**Document segment:**
I have no real panic attacks but I do suffer from an anxiety problem which I have had for years but since last summer it's been constant . I wake up every day feeling worried and I don't know why. All I can suggest is going to a doctor if you have not done so already because they have given me some medication which helps. I know it sounds like pretty obvious advice but It'd be worth it IMO.

~Love is blind, i know this because you cant see me!~
#3 Old 22nd Jun 2007 at 1:57 PM
I used to, it only lasted for a few days, to be honest.. turns out it was the beginning of my depression (great call, nature! nice heads up for me! ¬_¬) not saying it's happening to you, it varies for everyone. My friend had a panic attack once and she oki now

I used to have breathing problems, cry and becoming extremely worried about every little thing... they aren't fun. I'm glad yours stopped (I think you said that in a way?) but I don't suggest medication for it. I know it's a different matter and don't direct me to any other thread, I know where I am, but I did at one point think about medication (for depression but whatever) and I was told that I probably wouldn't be allowed to have them because you can become addicted easily. Not just that but, like painkillers, your body may become immune to them or take longer to react if you take them on a regular basis.

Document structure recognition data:
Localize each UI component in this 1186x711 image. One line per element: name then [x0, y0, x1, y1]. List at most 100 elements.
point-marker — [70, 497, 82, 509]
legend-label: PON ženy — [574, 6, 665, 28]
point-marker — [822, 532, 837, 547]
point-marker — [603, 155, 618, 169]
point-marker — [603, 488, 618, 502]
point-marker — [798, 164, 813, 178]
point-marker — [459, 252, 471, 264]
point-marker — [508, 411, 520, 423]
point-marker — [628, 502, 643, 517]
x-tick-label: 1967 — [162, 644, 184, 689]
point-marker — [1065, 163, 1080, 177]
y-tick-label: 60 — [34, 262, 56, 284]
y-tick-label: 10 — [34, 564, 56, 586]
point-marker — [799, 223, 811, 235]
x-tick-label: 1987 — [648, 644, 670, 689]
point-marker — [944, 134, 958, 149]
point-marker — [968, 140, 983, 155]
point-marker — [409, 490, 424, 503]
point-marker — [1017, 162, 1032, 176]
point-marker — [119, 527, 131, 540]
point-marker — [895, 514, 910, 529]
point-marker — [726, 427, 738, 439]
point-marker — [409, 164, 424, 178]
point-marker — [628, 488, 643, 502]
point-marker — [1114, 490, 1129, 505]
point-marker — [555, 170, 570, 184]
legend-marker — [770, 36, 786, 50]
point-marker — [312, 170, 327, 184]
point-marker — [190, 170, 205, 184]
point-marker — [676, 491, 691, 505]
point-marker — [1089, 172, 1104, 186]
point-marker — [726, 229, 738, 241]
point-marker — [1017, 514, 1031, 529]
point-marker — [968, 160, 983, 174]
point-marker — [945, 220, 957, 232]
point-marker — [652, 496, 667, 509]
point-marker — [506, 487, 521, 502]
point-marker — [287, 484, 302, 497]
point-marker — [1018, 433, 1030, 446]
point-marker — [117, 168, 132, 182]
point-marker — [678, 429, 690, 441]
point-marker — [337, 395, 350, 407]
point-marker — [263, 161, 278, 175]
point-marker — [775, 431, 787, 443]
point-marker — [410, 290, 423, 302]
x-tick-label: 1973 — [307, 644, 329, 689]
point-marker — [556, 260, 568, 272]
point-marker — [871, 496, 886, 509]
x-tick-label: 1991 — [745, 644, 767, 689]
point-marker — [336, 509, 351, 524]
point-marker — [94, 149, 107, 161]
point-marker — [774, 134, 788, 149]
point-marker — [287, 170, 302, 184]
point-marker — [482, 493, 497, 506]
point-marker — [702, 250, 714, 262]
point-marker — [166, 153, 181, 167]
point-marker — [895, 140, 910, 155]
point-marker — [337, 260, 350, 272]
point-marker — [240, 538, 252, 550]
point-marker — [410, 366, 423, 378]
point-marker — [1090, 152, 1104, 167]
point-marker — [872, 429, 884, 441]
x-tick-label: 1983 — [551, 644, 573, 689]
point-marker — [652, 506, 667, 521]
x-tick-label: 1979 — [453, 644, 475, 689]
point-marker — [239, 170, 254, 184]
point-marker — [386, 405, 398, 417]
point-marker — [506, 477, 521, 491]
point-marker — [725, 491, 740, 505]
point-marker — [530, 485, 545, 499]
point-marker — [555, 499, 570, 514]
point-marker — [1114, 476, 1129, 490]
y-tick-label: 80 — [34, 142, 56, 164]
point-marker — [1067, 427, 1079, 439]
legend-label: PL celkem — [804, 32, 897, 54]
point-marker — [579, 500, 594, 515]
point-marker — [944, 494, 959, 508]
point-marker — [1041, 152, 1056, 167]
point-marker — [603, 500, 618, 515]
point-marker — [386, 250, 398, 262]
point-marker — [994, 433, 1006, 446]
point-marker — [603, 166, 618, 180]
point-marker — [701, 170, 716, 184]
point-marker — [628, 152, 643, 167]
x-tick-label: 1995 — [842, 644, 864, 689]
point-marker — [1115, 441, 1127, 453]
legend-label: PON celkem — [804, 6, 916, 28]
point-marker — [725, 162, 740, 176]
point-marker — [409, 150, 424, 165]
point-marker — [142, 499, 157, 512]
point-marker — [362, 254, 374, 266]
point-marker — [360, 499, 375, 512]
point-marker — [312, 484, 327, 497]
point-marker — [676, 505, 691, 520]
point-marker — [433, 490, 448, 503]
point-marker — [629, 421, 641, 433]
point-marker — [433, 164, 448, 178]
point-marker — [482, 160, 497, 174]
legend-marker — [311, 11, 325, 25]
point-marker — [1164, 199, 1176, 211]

**What you need to do:**
Continue the forum discussion about anxiety and panic attacks, starting right after its final sentence.

**Response to the task:**
I don't really know what to suggest as I didn't have them long- saying "stay away from stressful situations" doesn't really help because it's not always your surrounding. As I said, everyone's different.
Original Poster
#4 Old 22nd Jun 2007 at 1:59 PM
I was given ativan, which helps to a certain extent but makes me feel horrible when it wears off, and I worry about how it will be when I run out. Has anyone tried acupuncture ? A friend of a friend of mine was down to the point she could not get out of the house, she says it saved her life, I'm going to try it next week and see if it helps.

Feeling like you are a stranger in your own body is the worst feeling anyone can experience. I've been to two different doctors so far, one scared me to death talking about heart attacks and saying that's probably what i had, then I went to another, he brought up panic attacks, made me do bloodwork and an electrocardiogram to check my heart, everything's ok, no problems at all, nothing's off.

How do you find a good doctor for this ? From what I read, it's hard to get a clear diagnostic, the canadian health system is evil when you do not have a family doctor, I've tried to see a therapist before, through the hospital, I was put on a waiting list for the waiting list and told a nurse would call me in a month or two to see if I should be put on a waiting list.

Claireishness, I wish they had stopped, my doctor said that if I keep going like this, it will turn into depression.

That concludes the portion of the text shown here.